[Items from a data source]
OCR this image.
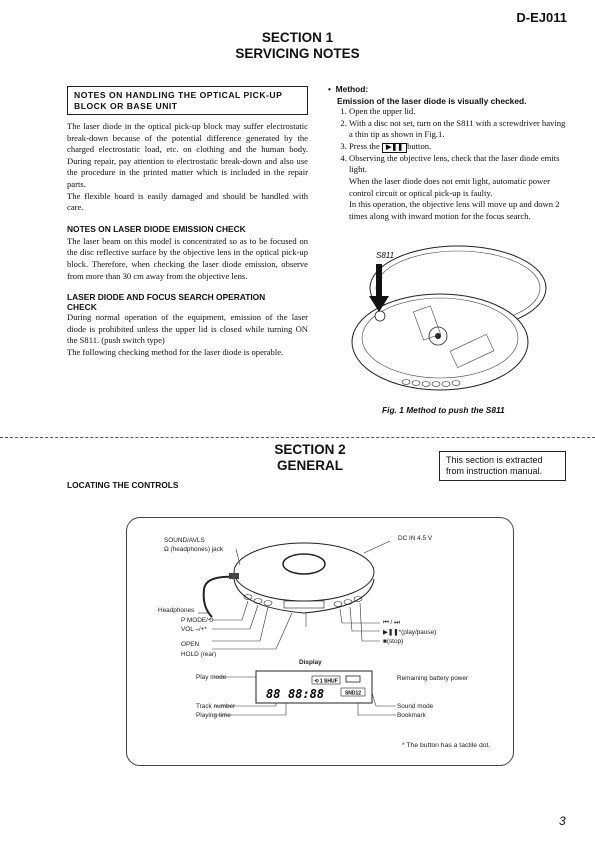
D-EJ011
SECTION 1
SERVICING NOTES
NOTES ON HANDLING THE OPTICAL PICK-UP BLOCK OR BASE UNIT
The laser diode in the optical pick-up block may suffer electrostatic break-down because of the potential difference generated by the charged electrostatic load, etc. on clothing and the human body. During repair, pay attention to electrostatic break-down and also use the procedure in the printed matter which is included in the repair parts.
The flexible board is easily damaged and should be handled with care.
NOTES ON LASER DIODE EMISSION CHECK
The laser beam on this model is concentrated so as to be focused on the disc reflective surface by the objective lens in the optical pick-up block. Therefore, when checking the laser diode emission, observe from more than 30 cm away from the objective lens.
LASER DIODE AND FOCUS SEARCH OPERATION
CHECK
During normal operation of the equipment, emission of the laser diode is prohibited unless the upper lid is closed while turning ON the S811. (push switch type)
The following checking method for the laser diode is operable.
• Method:
Emission of the laser diode is visually checked.
1. Open the upper lid.
2. With a disc not set, turn on the S811 with a screwdriver having a thin tip as shown in Fig.1.
3. Press the ▶❚❚ button.
4. Observing the objective lens, check that the laser diode emits light.
When the laser diode does not emit light, automatic power control circuit or optical pick-up is faulty.
In this operation, the objective lens will move up and down 2 times along with inward motion for the focus search.
S811
Fig. 1 Method to push the S811
SECTION 2
GENERAL	This section is extracted from instruction manual.
LOCATING THE CONTROLS
⟲ 1 SHUF
88 88:88	SND12
SOUND/AVLS
Ω (headphones) jack
DC IN 4.5 V
Headphones
P MODE/⟲
VOL –/+*
OPEN
HOLD (rear)
Display
⏮ / ⏭
▶❚❚*(play/pause)
■(stop)
Play mode	Remaining battery power
Track number
Playing time
Sound mode
Bookmark
* The button has a tactile dot.
3
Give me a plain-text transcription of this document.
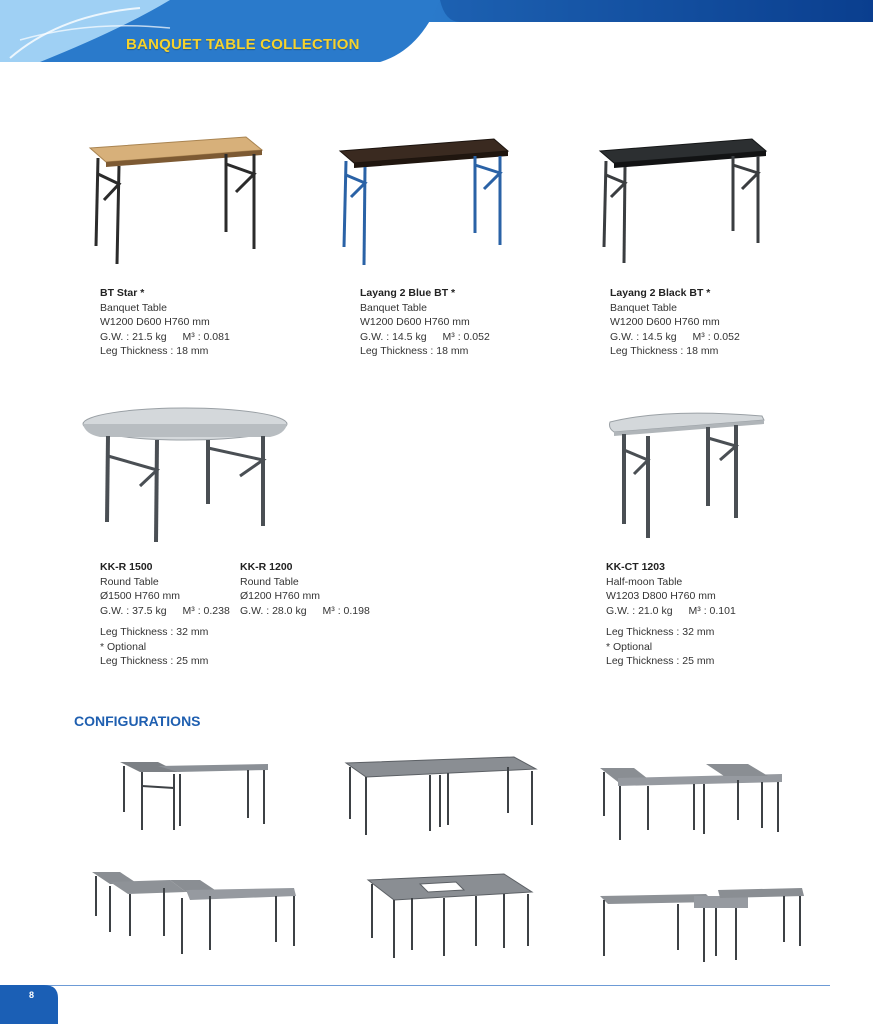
BANQUET TABLE COLLECTION
BT Star *
Banquet Table
W1200 D600 H760 mm
G.W. : 21.5 kg M³ : 0.081
Leg Thickness : 18 mm
Layang 2 Blue BT *
Banquet Table
W1200 D600 H760 mm
G.W. : 14.5 kg M³ : 0.052
Leg Thickness : 18 mm
Layang 2 Black BT *
Banquet Table
W1200 D600 H760 mm
G.W. : 14.5 kg M³ : 0.052
Leg Thickness : 18 mm
KK-R 1500
Round Table
Ø1500 H760 mm
G.W. : 37.5 kg M³ : 0.238
KK-R 1200
Round Table
Ø1200 H760 mm
G.W. : 28.0 kg M³ : 0.198
Leg Thickness : 32 mm
* Optional
Leg Thickness : 25 mm
KK-CT 1203
Half-moon Table
W1203 D800 H760 mm
G.W. : 21.0 kg M³ : 0.101
Leg Thickness : 32 mm
* Optional
Leg Thickness : 25 mm
CONFIGURATIONS
8
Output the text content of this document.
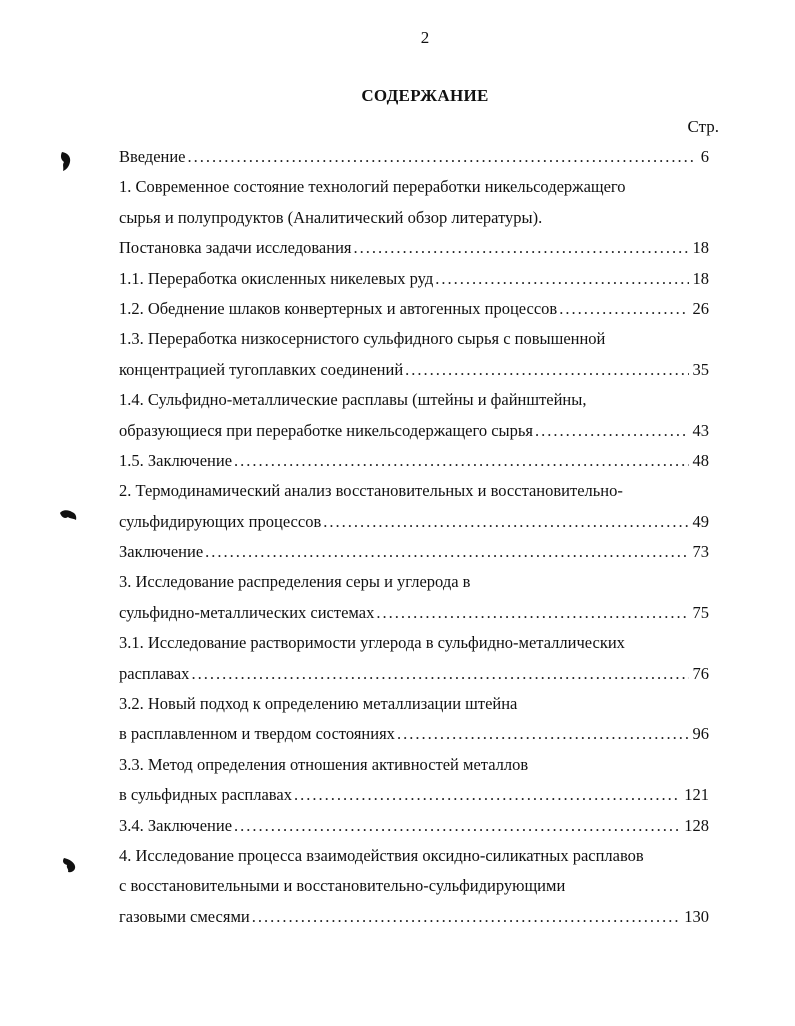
2
СОДЕРЖАНИЕ
Стр.
Введение .....	6
1. Современное состояние технологий переработки никельсодержащего
сырья и полупродуктов (Аналитический обзор литературы).
Постановка задачи исследования .....	18
1.1. Переработка окисленных никелевых руд .....	18
1.2. Обеднение шлаков конвертерных и автогенных процессов .....	26
1.3. Переработка низкосернистого сульфидного сырья с повышенной
концентрацией тугоплавких соединений .....	35
1.4. Сульфидно-металлические расплавы (штейны и файнштейны,
образующиеся при переработке никельсодержащего сырья .....	43
1.5. Заключение .....	48
2. Термодинамический анализ восстановительных и восстановительно-
сульфидирующих процессов .....	49
Заключение .....	73
3. Исследование распределения серы и углерода в
сульфидно-металлических системах .....	75
3.1. Исследование растворимости углерода в сульфидно-металлических
расплавах .....	76
3.2. Новый подход к определению металлизации штейна
в расплавленном и твердом состояниях .....	96
3.3. Метод определения отношения активностей металлов
в сульфидных расплавах .....	121
3.4. Заключение .....	128
4. Исследование процесса взаимодействия оксидно-силикатных расплавов
с восстановительными и восстановительно-сульфидирующими
газовыми смесями .....	130
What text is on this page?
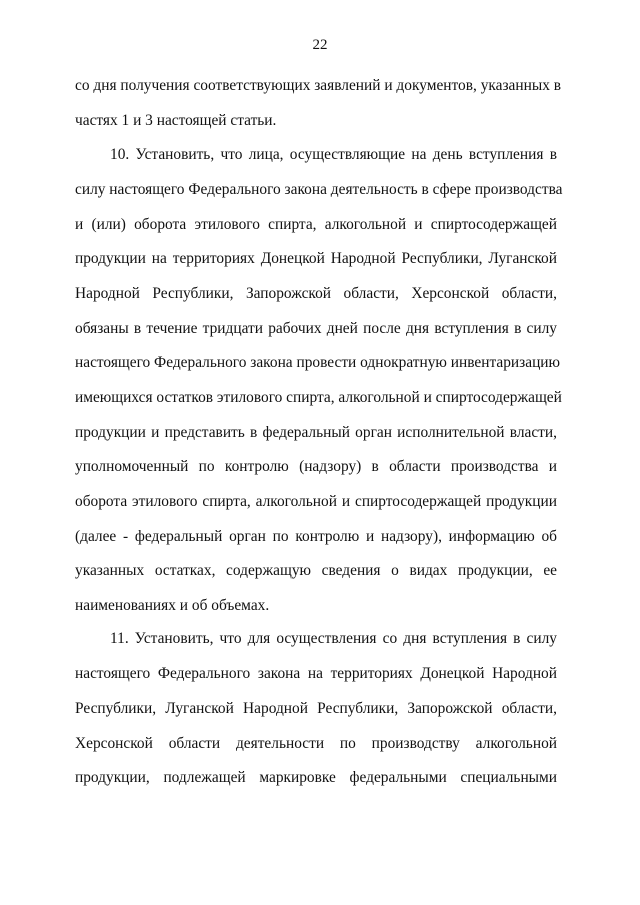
22
со дня получения соответствующих заявлений и документов, указанных в
частях 1 и 3 настоящей статьи.
10. Установить, что лица, осуществляющие на день вступления в
силу настоящего Федерального закона деятельность в сфере производства
и (или) оборота этилового спирта, алкогольной и спиртосодержащей
продукции на территориях Донецкой Народной Республики, Луганской
Народной Республики, Запорожской области, Херсонской области,
обязаны в течение тридцати рабочих дней после дня вступления в силу
настоящего Федерального закона провести однократную инвентаризацию
имеющихся остатков этилового спирта, алкогольной и спиртосодержащей
продукции и представить в федеральный орган исполнительной власти,
уполномоченный по контролю (надзору) в области производства и
оборота этилового спирта, алкогольной и спиртосодержащей продукции
(далее - федеральный орган по контролю и надзору), информацию об
указанных остатках, содержащую сведения о видах продукции, ее
наименованиях и об объемах.
11. Установить, что для осуществления со дня вступления в силу
настоящего Федерального закона на территориях Донецкой Народной
Республики, Луганской Народной Республики, Запорожской области,
Херсонской области деятельности по производству алкогольной
продукции, подлежащей маркировке федеральными специальными
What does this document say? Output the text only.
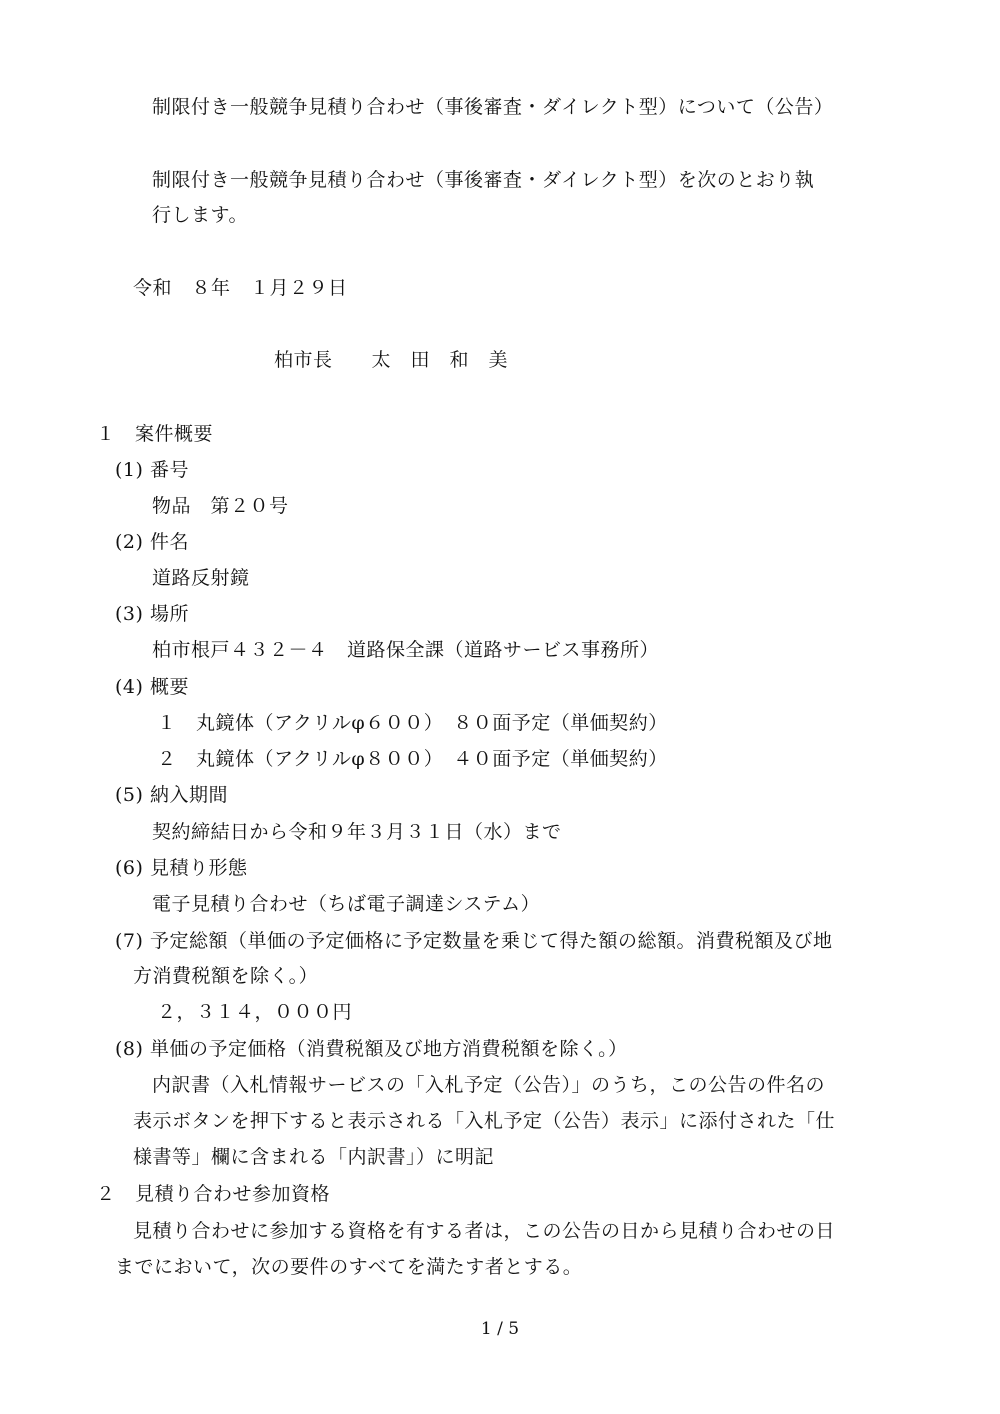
制限付き一般競争見積り合わせ（事後審査・ダイレクト型）について（公告）
制限付き一般競争見積り合わせ（事後審査・ダイレクト型）を次のとおり執
行します。
令和　８年　１月２９日
柏市長　　太　田　和　美
１　案件概要
(1) 番号
物品　第２０号
(2) 件名
道路反射鏡
(3) 場所
柏市根戸４３２－４　道路保全課（道路サービス事務所）
(4) 概要
１　丸鏡体（アクリルφ６００）　８０面予定（単価契約）
２　丸鏡体（アクリルφ８００）　４０面予定（単価契約）
(5) 納入期間
契約締結日から令和９年３月３１日（水）まで
(6) 見積り形態
電子見積り合わせ（ちば電子調達システム）
(7) 予定総額（単価の予定価格に予定数量を乗じて得た額の総額。消費税額及び地
方消費税額を除く。）
２，３１４，０００円
(8) 単価の予定価格（消費税額及び地方消費税額を除く。）
内訳書（入札情報サービスの「入札予定（公告）」のうち，この公告の件名の
表示ボタンを押下すると表示される「入札予定（公告）表示」に添付された「仕
様書等」欄に含まれる「内訳書」）に明記
２　見積り合わせ参加資格
見積り合わせに参加する資格を有する者は，この公告の日から見積り合わせの日
までにおいて，次の要件のすべてを満たす者とする。
1 / 5
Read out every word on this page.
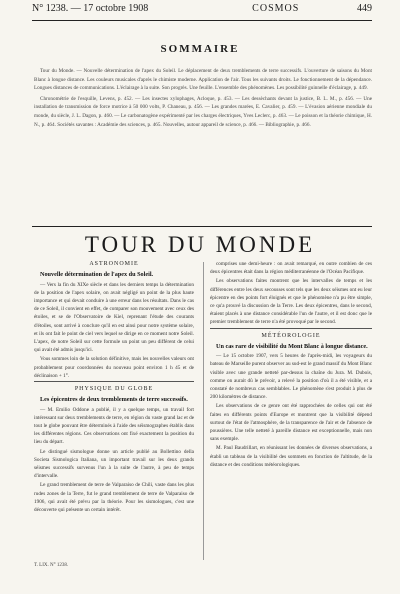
N° 1238. — 17 octobre 1908	COSMOS	449
SOMMAIRE

Tour du Monde. — Nouvelle détermination de l'apex du Soleil. Le déplacement de deux tremblements de terre successifs. L'ouverture de saisons du Mont Blanc à longue distance. Les couleurs musicales d'après le chimiste moderne. Application de l'air. Tous les suivants droits. Le fonctionnement de la dépendance. Longues distances de communications. L'éclairage à la suite. Son progrès. Une feuille. L'ensemble des phénomènes. Les possibilité guinnelle d'éclairage, p. 449.

Chronométrie de l'esquille, Levens, p. 452. — Les insectes xylophages, Acloque, p. 453. — Les dessèchants devant la justice, B. L. M., p. 456. — Une installation de transmission de force motrice à 50 000 volts, P. Chaneau, p. 456. — Les grandes marées, E. Cavalier, p. 459. — L'évasion aérienne mondiale du monde, du siècle, J. L. Dagon, p. 460. — Le carbonatogène expérimenté par les charges électriques, Yves Leclerc, p. 463. — Le poisson et la théorie chimique, H. N., p. 464. Sociétés savantes : Académie des sciences, p. 465. Nouvelles, autour appareil de science, p. 466. — Bibliographie, p. 466.

TOUR DU MONDE
ASTRONOMIE
Nouvelle détermination de l'apex du Soleil.

— Vers la fin du XIXe siècle et dans les derniers temps la détermination de la position de l'apex solaire, on avait négligé un point de la plus haute importance et qui devait conduire à une erreur dans les résultats. Dans le cas de ce Soleil, il convient en effet, de comparer son mouvement avec ceux des étoiles, et se de l'Observatoire de Kiel, reprenant l'étude des courants d'étoiles, sont arrivé à conclure qu'il en est ainsi pour notre système solaire, et ils ont fait le point de ciel vers lequel se dirige en ce moment notre Soleil. L'apex, de notre Soleil sur cette formule un point un peu différent de celui qui avait été admis jusqu'ici.

Vous sommes loin de la solution définitive, mais les nouvelles valeurs ont probablement pour coordonnées du nouveau point environ 1 h 45 et de déclinaison + 1°.

PHYSIQUE DU GLOBE
Les épicentres de deux tremblements de terre successifs.

— M. Emilio Oddone a publié, il y a quelque temps, un travail fort intéressant sur deux tremblements de terre, en région du vaste grand lac et de tout le globe pouvant être déterminés à l'aide des séismographes établis dans les différentes régions. Ces observations ont fixé exactement la position du lieu du départ.

Le distingué sismologue donne un article publié au Bollettino della Societa Sismologica Italiana, un important travail sur les deux grands séismes successifs survenus l'un à la suite de l'autre, à peu de temps d'intervalle.

Le grand tremblement de terre de Valparaiso de Chili, vaste dans les plus rudes zones de la Terre, fut le grand tremblement de terre de Valparaiso de 1906, qui avait été prévu par la théorie. Pour les sismologues, c'est une découverte qui présente un certain intérêt.

comprises une demi-heure : on avait remarqué, en outre combien de ces deux épicentres était dans la région méditerranéenne de l'Océan Pacifique.

Les observations faites montrent que les intervalles de temps et les différences entre les deux secousses sont tels que les deux séismes ont eu leur épicentre en des points fort éloignés et que le phénomène n'a pu être simple, ce qu'a prouvé la discussion de la Terre. Les deux épicentres, dans le second, étaient placés à une distance considérable l'un de l'autre, et il est donc que le premier tremblement de terre n'a été provoqué par le second.

MÉTÉOROLOGIE
Un cas rare de visibilité du Mont Blanc à longue distance.

— Le 15 octobre 1907, vers 5 heures de l'après-midi, les voyageurs du bateau de Marseille purent observer au sud-est le grand massif du Mont Blanc visible avec une grande netteté par-dessus la chaîne du Jura. M. Dubois, comme on aurait dû le prévoir, a relevé la position d'où il a été visible, et a constaté de nombreux cas semblables. Le phénomène s'est produit à plus de 200 kilomètres de distance.

Les observations de ce genre ont été rapprochées de celles qui ont été faites en différents points d'Europe et montrent que la visibilité dépend surtout de l'état de l'atmosphère, de la transparence de l'air et de l'absence de poussières. Une telle netteté à pareille distance est exceptionnelle, mais non sans exemple.

M. Paul Baudrillart, en réunissant les données de diverses observations, a établi un tableau de la visibilité des sommets en fonction de l'altitude, de la distance et des conditions météorologiques.

T. LIX. N° 1238.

▶ _DIRECTIVE_
What is the number of lines in the records that contain the word "алкогольной"? Answer with the number and nothing else.

▶ _CORRECT RESULT_
4